**Supplied material:**

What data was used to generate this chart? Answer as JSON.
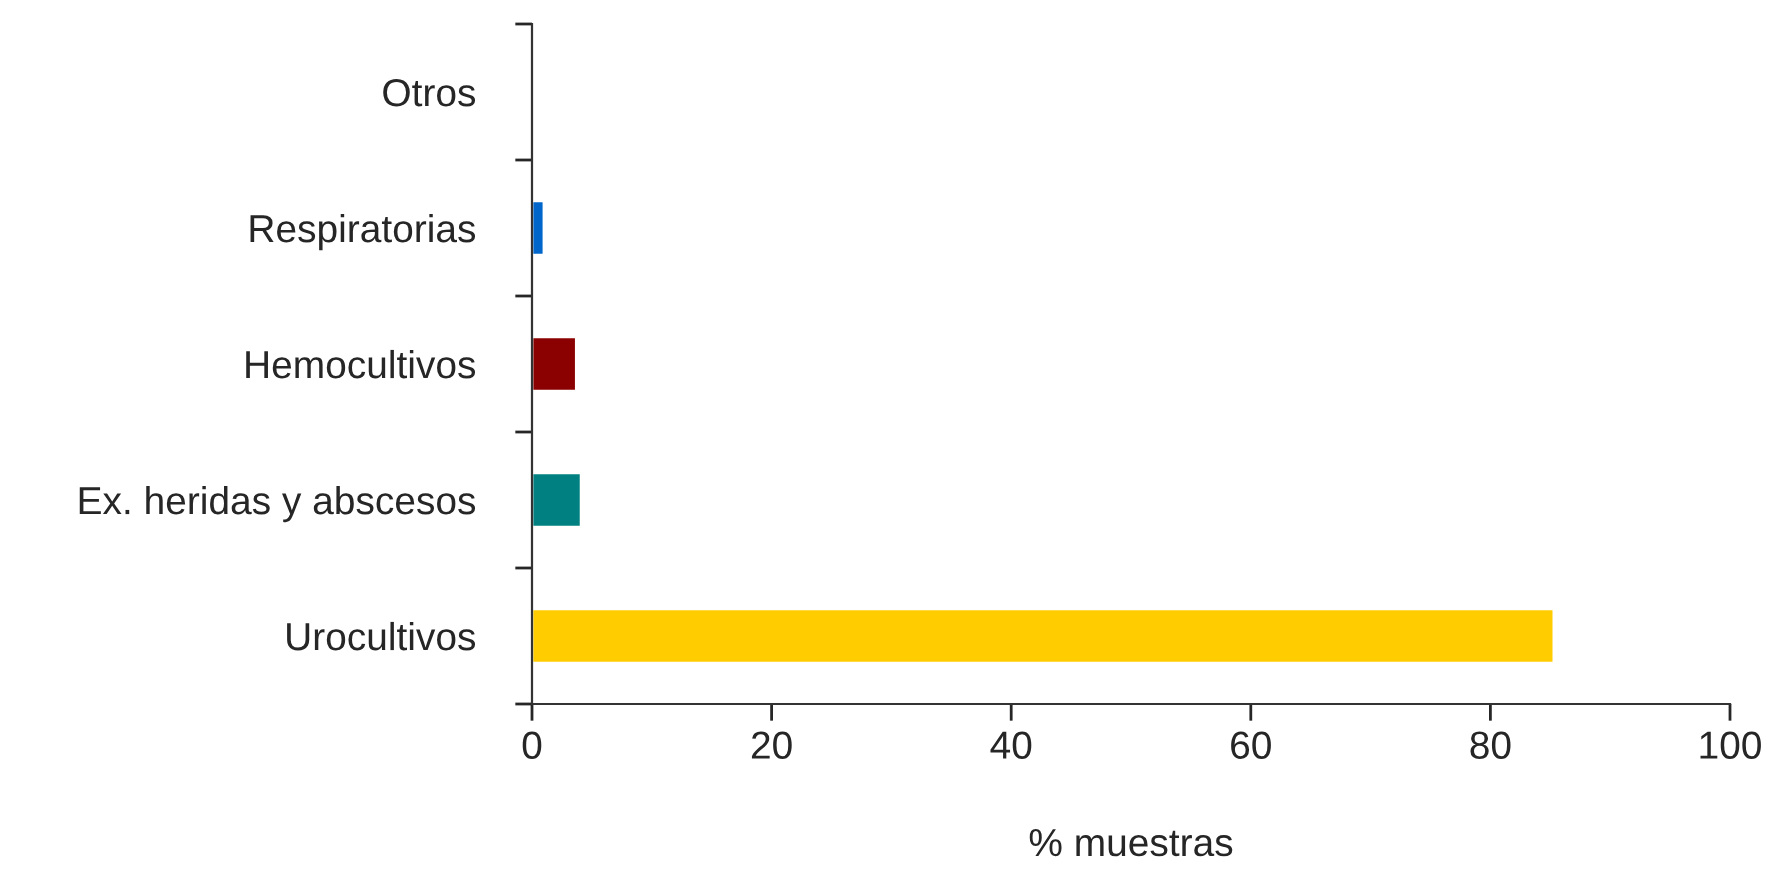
{
  "chart_data": {
    "type": "bar",
    "orientation": "horizontal",
    "xlabel": "% muestras",
    "categories": [
      "Otros",
      "Respiratorias",
      "Hemocultivos",
      "Ex. heridas y abscesos",
      "Urocultivos"
    ],
    "values": [
      0.2,
      1.0,
      3.7,
      4.1,
      85.3
    ],
    "colors": [
      "#000000",
      "#0066cc",
      "#8b0000",
      "#008080",
      "#ffcc00"
    ],
    "xlim": [
      0,
      100
    ],
    "xticks": [
      0,
      20,
      40,
      60,
      80,
      100
    ],
    "grid": false,
    "legend": false
  }
}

**Task goal:** Omit the pictures, then output the rest of the listing exactly.

**Full answer:**
What data was used to generate this chart? Answer as JSON.
{
  "chart_data": {
    "type": "bar",
    "orientation": "horizontal",
    "xlabel": "% muestras",
    "categories": [
      "Otros",
      "Respiratorias",
      "Hemocultivos",
      "Ex. heridas y abscesos",
      "Urocultivos"
    ],
    "values": [
      0.2,
      1.0,
      3.7,
      4.1,
      85.3
    ],
    "colors": [
      "#000000",
      "#0066cc",
      "#8b0000",
      "#008080",
      "#ffcc00"
    ],
    "xlim": [
      0,
      100
    ],
    "xticks": [
      0,
      20,
      40,
      60,
      80,
      100
    ],
    "grid": false,
    "legend": false
  }
}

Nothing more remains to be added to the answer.